Look for "this" in the listing below. Gather each line that contains it.

— START —

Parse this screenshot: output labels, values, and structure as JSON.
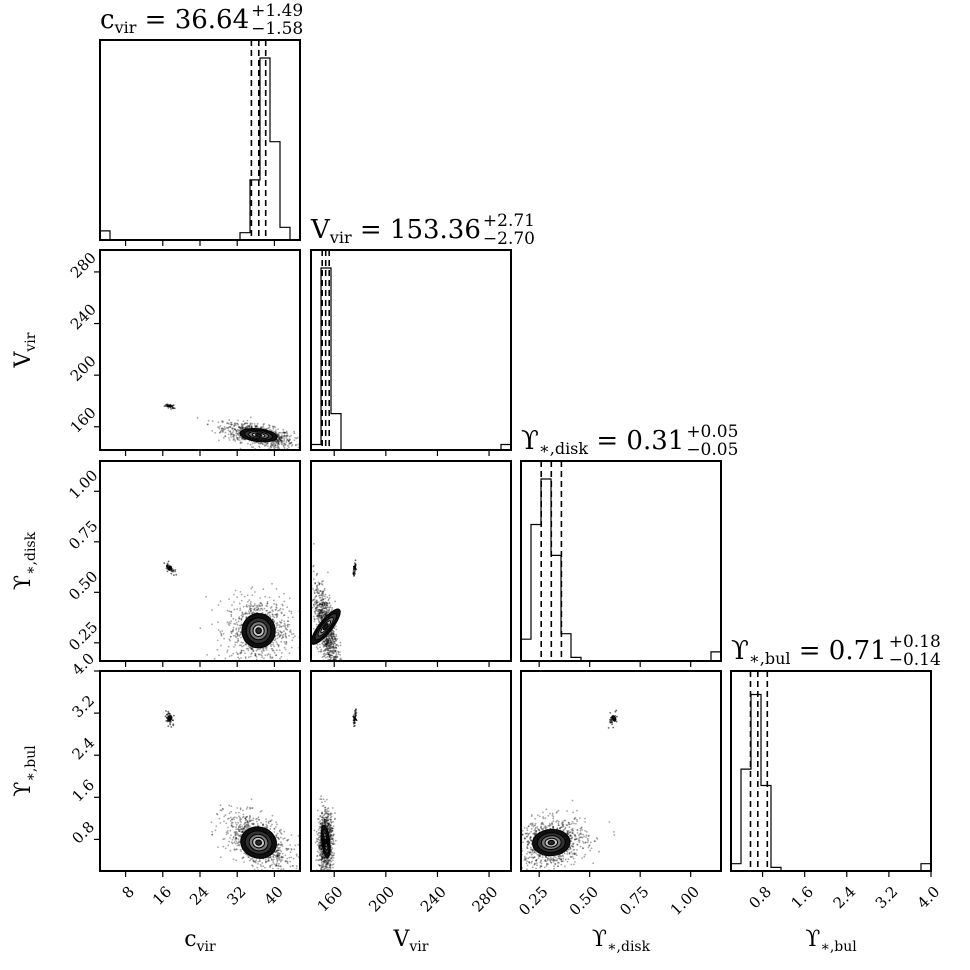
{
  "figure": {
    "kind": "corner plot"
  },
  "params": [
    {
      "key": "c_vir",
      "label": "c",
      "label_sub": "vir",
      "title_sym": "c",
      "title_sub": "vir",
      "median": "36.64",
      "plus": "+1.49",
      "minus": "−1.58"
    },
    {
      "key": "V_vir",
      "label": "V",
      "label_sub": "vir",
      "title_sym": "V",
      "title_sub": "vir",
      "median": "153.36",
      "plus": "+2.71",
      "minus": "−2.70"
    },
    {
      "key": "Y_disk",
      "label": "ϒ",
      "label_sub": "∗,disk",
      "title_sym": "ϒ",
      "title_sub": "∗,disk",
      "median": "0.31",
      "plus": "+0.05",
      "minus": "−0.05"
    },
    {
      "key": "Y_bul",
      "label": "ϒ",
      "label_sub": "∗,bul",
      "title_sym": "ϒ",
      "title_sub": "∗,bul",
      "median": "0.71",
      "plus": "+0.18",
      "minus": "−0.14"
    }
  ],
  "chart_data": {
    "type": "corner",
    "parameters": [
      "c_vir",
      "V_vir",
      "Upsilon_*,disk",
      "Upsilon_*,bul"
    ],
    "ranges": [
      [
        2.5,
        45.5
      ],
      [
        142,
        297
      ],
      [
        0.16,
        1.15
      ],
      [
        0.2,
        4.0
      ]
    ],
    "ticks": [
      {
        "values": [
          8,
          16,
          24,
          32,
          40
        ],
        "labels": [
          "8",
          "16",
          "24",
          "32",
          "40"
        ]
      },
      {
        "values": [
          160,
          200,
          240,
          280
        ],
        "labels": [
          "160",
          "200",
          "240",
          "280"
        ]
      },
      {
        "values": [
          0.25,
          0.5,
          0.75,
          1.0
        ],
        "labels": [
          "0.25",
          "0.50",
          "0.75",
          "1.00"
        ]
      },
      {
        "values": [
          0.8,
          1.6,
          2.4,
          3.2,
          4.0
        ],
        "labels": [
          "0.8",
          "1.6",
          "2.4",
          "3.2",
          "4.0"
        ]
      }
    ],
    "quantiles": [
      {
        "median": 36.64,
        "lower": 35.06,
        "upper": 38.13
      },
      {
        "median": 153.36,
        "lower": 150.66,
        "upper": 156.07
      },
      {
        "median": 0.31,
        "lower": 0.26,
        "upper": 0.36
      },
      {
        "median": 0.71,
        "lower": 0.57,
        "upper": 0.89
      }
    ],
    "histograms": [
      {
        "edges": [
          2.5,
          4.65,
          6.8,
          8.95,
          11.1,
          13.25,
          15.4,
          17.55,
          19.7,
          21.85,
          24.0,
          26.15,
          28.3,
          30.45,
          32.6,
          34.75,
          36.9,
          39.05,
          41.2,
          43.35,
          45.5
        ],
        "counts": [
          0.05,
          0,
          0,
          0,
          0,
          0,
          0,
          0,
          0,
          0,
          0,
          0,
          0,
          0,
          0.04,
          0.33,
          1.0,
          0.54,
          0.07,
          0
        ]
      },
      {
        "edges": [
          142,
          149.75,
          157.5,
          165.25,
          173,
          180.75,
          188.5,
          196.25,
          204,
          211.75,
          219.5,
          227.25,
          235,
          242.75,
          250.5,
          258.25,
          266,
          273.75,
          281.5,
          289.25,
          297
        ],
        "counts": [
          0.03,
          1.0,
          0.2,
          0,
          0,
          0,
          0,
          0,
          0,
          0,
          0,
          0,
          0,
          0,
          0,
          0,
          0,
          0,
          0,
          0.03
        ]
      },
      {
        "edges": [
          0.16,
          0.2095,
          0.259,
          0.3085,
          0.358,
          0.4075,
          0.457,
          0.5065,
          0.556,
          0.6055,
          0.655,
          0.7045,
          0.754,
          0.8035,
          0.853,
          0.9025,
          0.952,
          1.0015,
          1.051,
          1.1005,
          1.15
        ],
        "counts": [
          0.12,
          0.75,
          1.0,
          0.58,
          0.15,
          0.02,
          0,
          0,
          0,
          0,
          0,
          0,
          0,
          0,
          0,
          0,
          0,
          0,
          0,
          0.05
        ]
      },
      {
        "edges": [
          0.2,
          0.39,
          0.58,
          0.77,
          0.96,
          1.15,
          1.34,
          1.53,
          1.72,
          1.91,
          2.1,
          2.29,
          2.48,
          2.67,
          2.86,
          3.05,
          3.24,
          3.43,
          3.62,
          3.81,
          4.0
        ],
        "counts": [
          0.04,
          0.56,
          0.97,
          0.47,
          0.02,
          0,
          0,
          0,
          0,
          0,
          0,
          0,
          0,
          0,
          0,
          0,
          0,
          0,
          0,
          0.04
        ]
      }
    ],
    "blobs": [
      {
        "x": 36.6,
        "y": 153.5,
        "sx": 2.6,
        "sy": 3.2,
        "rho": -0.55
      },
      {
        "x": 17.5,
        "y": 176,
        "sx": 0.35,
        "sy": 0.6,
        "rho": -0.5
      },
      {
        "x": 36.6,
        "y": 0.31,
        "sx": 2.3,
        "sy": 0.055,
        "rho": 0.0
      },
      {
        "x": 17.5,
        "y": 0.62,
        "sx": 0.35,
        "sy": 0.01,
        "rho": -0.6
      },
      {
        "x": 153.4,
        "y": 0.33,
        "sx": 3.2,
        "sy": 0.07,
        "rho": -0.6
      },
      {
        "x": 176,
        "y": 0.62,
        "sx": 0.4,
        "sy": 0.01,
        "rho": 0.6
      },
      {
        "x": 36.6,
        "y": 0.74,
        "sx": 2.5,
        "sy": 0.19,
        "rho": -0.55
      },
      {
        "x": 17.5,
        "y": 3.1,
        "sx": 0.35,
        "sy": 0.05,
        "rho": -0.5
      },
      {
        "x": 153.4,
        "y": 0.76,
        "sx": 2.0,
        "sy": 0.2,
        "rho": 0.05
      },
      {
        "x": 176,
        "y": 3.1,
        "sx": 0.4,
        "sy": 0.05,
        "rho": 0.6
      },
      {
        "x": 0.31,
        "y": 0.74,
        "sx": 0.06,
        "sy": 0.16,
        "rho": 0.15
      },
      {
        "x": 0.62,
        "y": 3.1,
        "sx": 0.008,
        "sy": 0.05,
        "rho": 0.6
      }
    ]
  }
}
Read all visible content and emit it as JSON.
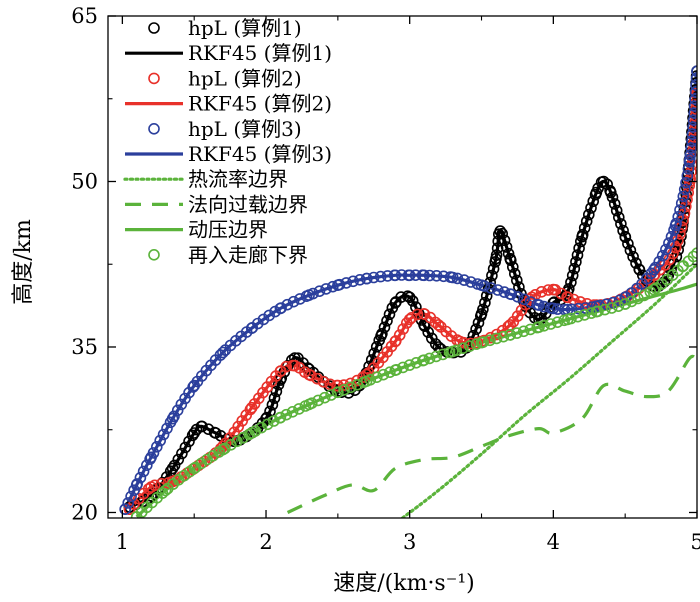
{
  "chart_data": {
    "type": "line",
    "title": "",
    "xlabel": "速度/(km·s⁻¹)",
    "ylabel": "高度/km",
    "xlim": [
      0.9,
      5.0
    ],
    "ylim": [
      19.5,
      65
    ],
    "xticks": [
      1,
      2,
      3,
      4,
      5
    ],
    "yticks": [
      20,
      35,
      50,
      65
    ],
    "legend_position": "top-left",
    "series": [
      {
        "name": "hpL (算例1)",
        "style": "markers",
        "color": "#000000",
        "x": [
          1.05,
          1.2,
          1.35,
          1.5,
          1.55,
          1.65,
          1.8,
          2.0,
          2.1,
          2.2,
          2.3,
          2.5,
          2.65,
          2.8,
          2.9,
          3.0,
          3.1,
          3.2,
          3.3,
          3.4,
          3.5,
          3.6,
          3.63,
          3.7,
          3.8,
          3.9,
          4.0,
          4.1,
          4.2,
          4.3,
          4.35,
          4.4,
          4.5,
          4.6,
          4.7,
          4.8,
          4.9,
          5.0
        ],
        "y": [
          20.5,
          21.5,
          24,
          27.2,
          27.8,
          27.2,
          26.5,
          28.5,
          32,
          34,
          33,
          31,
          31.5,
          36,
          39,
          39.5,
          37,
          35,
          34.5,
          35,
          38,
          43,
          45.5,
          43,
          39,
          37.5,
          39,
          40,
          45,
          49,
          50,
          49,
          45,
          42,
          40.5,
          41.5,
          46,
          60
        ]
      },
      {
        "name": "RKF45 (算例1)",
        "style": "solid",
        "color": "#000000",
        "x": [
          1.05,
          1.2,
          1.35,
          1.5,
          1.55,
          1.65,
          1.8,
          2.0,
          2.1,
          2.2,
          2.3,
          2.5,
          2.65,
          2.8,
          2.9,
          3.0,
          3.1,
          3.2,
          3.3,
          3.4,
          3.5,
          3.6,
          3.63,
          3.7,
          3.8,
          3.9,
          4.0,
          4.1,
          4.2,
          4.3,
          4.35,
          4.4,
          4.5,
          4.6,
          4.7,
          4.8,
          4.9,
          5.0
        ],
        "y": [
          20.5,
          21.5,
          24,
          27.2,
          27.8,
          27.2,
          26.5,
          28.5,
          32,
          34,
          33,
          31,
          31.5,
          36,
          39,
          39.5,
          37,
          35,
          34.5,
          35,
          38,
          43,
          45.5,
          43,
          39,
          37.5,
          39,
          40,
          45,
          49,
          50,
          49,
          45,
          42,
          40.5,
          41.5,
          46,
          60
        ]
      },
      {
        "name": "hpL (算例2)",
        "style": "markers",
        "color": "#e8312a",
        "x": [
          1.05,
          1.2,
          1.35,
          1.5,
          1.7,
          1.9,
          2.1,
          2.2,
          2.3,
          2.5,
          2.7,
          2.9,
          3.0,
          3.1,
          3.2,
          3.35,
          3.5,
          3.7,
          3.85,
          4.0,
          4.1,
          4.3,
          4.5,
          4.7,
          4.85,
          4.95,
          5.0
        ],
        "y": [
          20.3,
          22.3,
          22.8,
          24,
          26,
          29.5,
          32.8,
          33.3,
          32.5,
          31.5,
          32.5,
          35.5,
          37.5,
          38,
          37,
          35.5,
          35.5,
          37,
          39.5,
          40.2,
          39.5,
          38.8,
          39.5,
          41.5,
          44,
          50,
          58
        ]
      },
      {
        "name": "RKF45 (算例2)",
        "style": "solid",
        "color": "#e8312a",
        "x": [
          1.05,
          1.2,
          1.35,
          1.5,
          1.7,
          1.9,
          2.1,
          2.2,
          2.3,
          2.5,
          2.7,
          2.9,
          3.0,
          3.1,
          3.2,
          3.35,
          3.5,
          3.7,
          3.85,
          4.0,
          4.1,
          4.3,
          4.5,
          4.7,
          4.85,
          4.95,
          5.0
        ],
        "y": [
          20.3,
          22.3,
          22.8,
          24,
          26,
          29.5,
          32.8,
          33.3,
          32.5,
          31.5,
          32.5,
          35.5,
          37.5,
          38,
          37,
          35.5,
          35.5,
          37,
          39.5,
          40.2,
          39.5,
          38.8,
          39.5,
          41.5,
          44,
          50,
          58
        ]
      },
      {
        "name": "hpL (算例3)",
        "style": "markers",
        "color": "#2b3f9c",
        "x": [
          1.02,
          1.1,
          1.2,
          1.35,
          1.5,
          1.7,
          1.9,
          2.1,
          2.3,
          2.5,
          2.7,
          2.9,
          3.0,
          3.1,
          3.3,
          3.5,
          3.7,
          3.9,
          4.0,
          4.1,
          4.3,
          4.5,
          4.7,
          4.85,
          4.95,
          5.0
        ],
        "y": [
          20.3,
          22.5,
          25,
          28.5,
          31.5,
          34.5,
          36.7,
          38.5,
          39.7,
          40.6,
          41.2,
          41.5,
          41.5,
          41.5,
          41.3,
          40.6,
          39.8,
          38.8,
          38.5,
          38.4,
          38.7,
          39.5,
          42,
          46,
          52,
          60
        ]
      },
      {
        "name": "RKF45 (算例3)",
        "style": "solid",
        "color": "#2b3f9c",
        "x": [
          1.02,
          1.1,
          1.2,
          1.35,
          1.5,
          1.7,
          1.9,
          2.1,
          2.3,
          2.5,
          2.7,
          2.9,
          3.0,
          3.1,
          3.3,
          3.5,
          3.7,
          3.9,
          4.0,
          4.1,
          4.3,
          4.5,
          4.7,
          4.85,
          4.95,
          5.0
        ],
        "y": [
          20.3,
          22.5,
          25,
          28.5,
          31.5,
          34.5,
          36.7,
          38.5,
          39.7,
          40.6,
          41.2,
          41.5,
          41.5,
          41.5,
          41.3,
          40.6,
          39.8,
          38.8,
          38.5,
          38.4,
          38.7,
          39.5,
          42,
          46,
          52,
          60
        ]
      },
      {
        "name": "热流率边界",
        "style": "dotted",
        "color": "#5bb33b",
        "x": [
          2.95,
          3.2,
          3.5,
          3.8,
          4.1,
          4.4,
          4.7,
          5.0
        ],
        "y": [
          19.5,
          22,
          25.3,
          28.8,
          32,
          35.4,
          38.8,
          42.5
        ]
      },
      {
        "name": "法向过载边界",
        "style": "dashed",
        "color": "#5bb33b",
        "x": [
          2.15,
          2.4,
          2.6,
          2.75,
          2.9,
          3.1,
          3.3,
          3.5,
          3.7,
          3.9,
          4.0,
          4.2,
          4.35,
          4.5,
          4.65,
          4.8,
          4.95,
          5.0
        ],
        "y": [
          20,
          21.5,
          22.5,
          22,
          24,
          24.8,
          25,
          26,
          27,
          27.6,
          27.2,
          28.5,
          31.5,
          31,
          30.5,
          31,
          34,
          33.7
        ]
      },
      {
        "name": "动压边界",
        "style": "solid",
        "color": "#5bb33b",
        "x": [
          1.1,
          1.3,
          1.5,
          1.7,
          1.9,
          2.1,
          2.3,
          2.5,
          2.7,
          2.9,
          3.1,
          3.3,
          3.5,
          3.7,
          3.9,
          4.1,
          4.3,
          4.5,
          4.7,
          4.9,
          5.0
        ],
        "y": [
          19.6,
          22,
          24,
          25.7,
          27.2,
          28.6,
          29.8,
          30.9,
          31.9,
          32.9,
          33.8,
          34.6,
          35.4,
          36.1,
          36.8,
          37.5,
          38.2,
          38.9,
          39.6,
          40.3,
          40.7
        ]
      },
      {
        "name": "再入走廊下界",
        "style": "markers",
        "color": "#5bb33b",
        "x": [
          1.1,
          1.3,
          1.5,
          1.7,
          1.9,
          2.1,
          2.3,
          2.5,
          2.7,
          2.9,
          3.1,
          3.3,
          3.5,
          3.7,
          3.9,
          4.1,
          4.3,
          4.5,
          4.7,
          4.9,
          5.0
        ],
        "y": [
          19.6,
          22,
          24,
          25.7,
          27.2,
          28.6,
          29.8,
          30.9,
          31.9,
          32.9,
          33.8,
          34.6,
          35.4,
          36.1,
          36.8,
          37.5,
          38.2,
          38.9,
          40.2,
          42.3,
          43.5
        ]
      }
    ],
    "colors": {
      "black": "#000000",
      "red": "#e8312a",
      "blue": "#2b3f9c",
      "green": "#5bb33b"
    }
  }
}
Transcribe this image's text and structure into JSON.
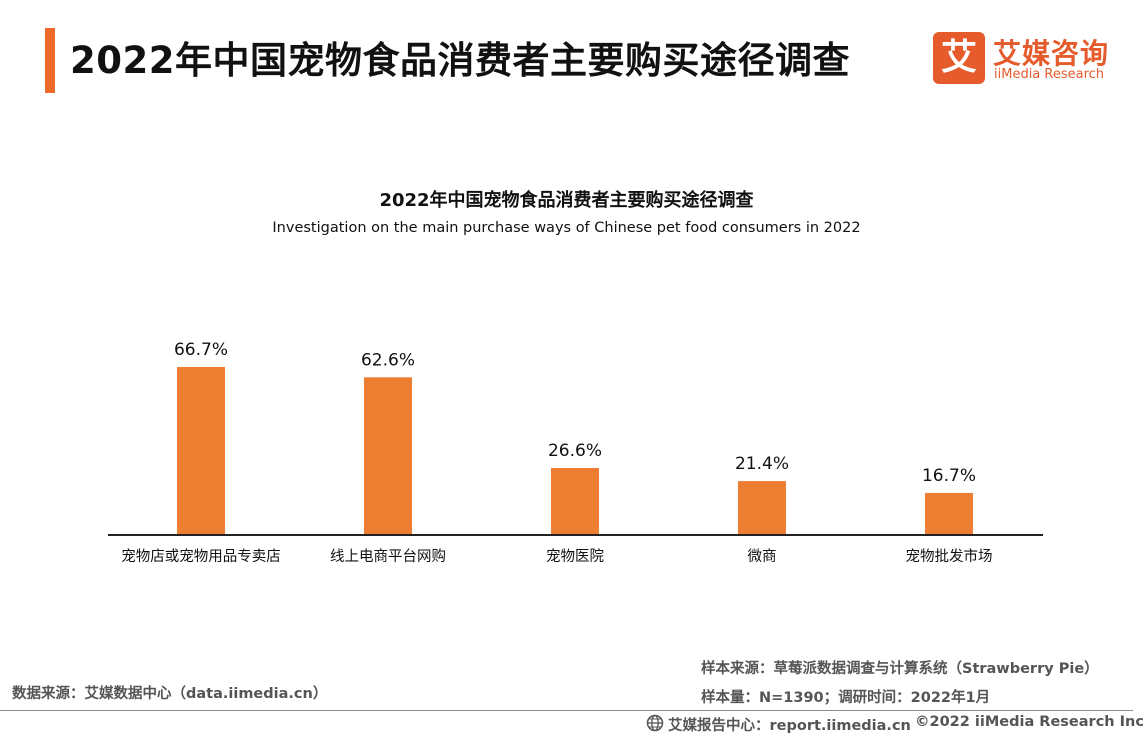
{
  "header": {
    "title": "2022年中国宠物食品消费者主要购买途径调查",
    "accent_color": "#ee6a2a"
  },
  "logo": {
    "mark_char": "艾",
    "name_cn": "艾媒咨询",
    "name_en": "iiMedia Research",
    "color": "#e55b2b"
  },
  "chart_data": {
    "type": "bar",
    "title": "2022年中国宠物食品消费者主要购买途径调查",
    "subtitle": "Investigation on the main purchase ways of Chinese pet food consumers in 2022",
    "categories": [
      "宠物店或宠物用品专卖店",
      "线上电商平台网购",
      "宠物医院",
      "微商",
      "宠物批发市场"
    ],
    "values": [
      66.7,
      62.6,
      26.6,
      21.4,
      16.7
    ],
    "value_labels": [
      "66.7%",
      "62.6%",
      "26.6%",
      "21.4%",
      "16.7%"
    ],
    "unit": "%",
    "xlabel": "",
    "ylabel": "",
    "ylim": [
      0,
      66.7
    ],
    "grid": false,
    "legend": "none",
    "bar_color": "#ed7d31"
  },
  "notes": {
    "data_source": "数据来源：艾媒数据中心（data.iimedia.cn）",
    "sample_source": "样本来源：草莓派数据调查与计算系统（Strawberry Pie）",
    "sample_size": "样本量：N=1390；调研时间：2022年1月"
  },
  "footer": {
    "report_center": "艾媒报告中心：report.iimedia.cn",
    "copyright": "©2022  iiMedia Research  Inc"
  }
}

— END —

Written solution
Parse this screenshot: output labels, values, and structure as JSON.
Transcribe this image's text and structure into JSON.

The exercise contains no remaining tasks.